→ PROMPT:
Arrange everything from the line containing "List each element" down to the line containing "annotation-arrow [687,273,852,343]" as a two-column CSV with the headers instruction and response, one row for each text paired with its answer. Put each value in a single quoted field, with line breaks turned into spaces.

→ LISTED RECORDS:
------------------------------------

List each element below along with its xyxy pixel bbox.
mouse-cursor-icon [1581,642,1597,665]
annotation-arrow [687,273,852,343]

------------------------------------

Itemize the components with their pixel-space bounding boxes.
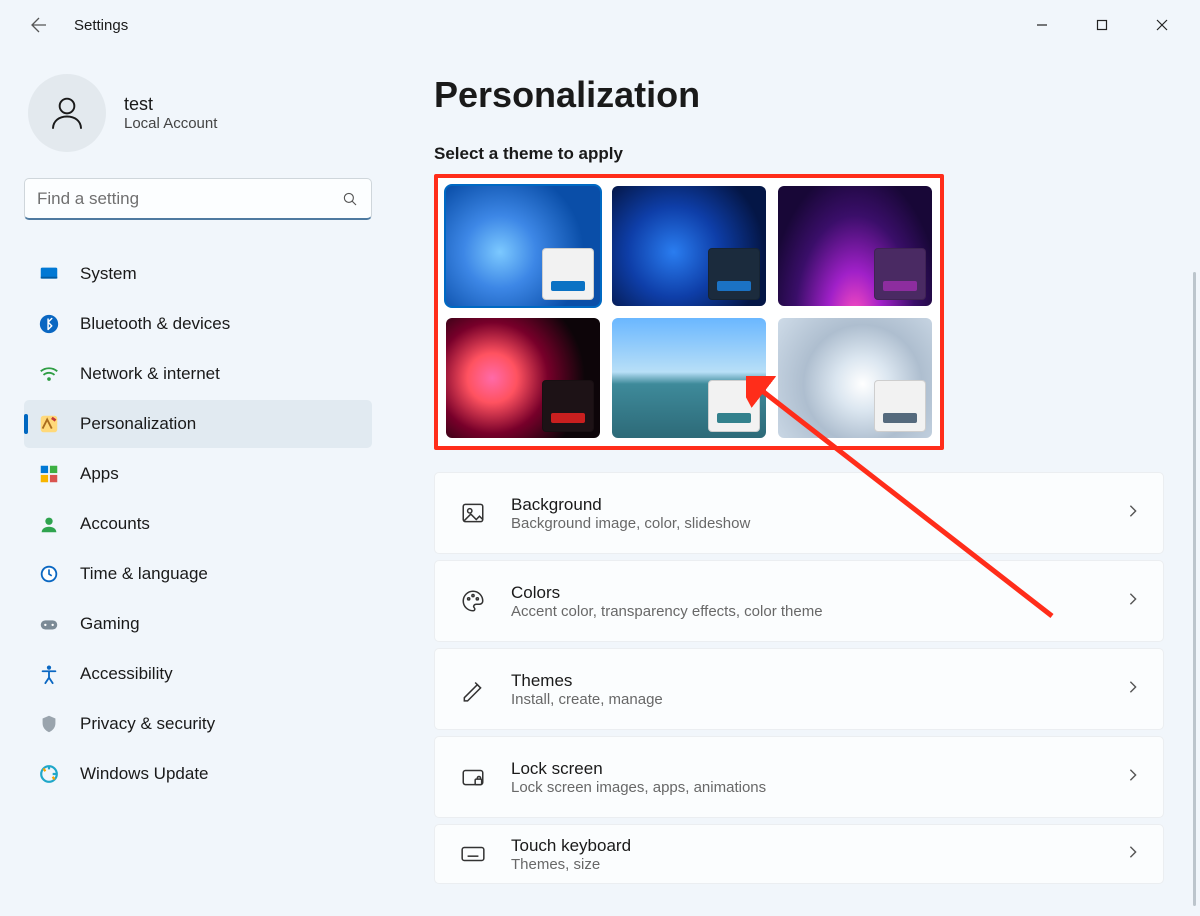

------------------------------------

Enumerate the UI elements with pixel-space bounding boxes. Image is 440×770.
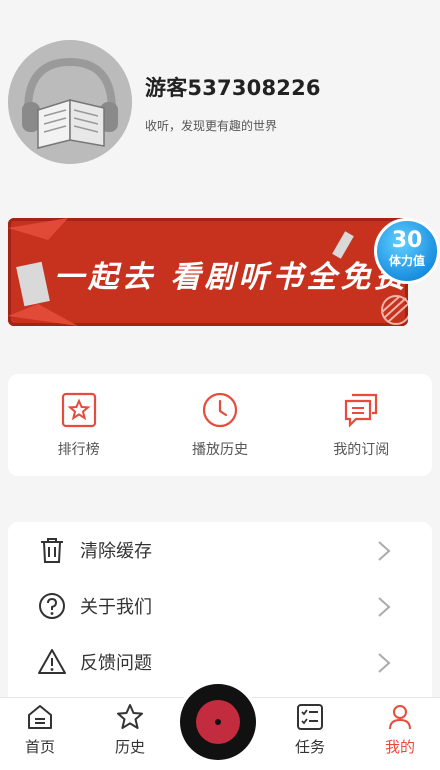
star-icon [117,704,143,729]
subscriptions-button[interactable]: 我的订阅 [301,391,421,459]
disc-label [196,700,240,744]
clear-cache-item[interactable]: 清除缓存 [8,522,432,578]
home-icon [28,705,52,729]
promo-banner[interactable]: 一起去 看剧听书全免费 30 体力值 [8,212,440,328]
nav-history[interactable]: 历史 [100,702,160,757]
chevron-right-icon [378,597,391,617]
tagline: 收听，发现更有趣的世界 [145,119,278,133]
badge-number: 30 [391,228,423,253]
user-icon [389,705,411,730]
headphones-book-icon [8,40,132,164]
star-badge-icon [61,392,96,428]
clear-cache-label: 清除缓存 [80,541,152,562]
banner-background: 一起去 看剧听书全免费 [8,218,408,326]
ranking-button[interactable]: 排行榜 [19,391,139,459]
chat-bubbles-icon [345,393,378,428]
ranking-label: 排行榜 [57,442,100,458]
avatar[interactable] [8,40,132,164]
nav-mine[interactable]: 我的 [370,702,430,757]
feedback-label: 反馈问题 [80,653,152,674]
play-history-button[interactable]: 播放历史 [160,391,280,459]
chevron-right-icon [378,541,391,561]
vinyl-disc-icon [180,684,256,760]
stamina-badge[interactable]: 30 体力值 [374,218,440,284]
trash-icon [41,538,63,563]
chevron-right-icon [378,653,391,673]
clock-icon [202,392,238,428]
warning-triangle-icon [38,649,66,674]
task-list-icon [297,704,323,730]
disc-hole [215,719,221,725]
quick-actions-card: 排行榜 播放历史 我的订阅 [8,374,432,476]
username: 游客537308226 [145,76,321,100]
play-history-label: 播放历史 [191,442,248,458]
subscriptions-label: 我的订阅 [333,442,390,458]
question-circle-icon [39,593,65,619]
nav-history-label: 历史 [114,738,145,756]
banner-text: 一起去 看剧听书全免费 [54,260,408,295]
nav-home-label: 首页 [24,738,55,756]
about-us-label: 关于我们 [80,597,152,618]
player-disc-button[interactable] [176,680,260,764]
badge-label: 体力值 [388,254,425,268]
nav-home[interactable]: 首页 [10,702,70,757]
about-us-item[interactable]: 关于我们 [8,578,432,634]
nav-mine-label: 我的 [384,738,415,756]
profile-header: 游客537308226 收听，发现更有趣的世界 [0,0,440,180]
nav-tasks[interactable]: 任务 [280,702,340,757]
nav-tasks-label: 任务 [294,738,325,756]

------------------------------------

→ RESULT FOR THIS TASK:
instruction,response
"List each element below along with its xyxy pixel bbox.","mouse-cursor-icon [1581,642,1597,665] annotation-arrow [687,273,852,343]"